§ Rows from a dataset
* Start *

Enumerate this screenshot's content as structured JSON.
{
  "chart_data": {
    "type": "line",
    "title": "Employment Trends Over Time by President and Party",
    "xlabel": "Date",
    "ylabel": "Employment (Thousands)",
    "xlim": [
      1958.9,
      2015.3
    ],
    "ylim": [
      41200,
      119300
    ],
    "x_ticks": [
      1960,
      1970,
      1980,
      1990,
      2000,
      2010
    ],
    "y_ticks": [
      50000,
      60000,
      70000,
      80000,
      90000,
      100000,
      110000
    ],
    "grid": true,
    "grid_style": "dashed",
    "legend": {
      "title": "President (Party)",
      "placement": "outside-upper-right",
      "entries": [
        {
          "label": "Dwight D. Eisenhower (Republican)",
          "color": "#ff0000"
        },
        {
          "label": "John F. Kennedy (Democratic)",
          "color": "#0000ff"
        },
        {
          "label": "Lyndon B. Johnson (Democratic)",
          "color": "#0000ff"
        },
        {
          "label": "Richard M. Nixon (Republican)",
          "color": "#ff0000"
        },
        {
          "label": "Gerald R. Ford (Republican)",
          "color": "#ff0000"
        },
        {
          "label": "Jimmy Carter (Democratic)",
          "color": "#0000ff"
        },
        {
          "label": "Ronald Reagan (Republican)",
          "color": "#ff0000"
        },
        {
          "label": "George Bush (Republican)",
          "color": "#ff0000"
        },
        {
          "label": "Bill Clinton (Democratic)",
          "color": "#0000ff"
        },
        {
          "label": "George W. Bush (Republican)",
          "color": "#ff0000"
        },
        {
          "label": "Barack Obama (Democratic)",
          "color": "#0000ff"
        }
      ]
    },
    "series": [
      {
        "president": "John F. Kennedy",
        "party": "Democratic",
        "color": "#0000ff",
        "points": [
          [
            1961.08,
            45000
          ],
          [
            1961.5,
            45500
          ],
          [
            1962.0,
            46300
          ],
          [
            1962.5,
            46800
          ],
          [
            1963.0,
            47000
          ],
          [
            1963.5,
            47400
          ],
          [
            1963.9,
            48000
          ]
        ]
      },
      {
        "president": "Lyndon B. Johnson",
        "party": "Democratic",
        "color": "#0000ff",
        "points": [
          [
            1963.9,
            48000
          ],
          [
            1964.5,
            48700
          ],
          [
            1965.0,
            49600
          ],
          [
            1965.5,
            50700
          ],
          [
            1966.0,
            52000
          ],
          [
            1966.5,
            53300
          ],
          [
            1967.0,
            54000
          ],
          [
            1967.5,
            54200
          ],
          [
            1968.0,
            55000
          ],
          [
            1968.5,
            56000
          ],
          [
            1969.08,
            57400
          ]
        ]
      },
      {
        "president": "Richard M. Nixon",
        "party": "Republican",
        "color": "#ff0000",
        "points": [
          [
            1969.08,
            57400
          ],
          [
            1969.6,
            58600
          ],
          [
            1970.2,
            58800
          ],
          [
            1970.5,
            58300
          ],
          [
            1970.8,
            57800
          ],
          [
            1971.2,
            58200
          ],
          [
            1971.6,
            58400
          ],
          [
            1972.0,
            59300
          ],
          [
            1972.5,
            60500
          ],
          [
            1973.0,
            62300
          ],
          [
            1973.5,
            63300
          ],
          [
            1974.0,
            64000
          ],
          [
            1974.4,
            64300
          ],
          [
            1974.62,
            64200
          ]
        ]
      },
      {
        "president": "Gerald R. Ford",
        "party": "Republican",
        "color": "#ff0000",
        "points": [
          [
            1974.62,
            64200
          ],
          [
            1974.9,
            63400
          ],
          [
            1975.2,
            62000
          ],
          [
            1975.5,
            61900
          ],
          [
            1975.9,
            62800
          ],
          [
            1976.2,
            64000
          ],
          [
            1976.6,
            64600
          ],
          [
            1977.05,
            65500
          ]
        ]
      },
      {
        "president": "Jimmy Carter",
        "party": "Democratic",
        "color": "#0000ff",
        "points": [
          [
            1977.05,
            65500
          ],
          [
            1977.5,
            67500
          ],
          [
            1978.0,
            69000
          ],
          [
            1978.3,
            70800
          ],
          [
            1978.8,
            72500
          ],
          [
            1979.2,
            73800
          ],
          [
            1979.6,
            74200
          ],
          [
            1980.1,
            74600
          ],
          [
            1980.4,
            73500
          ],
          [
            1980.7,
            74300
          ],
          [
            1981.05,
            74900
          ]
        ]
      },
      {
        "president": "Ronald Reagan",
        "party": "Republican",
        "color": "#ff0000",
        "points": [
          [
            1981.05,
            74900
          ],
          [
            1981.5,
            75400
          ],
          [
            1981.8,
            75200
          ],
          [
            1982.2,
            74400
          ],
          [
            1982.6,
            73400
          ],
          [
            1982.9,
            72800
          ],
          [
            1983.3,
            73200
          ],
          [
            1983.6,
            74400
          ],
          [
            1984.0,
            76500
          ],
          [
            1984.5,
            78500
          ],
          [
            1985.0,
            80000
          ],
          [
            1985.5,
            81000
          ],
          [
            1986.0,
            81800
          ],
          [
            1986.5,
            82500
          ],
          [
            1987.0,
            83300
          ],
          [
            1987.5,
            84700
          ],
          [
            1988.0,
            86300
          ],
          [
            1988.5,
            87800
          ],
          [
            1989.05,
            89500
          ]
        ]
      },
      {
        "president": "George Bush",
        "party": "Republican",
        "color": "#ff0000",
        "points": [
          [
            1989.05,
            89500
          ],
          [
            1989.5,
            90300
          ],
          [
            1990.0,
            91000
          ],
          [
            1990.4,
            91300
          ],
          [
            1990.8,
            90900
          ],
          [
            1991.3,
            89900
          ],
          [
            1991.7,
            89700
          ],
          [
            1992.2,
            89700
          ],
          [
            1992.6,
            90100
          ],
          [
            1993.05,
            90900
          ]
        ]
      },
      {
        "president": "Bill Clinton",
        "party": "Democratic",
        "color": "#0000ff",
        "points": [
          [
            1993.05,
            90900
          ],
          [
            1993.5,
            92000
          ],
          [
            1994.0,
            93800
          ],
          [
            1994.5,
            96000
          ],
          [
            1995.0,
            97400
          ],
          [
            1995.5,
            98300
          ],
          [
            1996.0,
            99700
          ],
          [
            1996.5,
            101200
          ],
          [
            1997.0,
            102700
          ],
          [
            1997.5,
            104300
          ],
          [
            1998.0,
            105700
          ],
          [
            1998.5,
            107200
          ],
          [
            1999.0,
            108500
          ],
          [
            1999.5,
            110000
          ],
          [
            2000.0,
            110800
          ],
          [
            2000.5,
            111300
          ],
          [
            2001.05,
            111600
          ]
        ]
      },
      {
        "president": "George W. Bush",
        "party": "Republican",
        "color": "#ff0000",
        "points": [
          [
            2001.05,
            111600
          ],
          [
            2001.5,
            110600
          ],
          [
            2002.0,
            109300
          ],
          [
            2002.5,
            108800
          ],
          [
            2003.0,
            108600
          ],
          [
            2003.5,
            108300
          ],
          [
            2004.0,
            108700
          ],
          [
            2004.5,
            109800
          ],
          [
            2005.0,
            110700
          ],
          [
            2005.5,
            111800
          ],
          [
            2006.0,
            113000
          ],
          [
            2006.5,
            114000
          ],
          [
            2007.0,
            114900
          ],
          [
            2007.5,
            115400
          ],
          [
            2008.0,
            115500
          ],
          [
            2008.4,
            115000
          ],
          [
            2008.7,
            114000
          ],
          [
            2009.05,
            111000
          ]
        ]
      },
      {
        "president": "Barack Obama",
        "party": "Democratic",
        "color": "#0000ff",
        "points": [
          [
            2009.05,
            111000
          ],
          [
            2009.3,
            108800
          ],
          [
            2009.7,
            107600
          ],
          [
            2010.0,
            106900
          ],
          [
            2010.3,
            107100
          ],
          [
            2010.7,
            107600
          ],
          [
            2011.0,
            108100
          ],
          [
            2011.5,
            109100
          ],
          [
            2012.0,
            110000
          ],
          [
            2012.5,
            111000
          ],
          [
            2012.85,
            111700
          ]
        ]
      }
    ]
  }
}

* End *

§ Work required
Locate and copy each line in the data above that includes the word "Jimmy".

§ Exercise answer
          "label": "Jimmy Carter (Democratic)",
        "president": "Jimmy Carter",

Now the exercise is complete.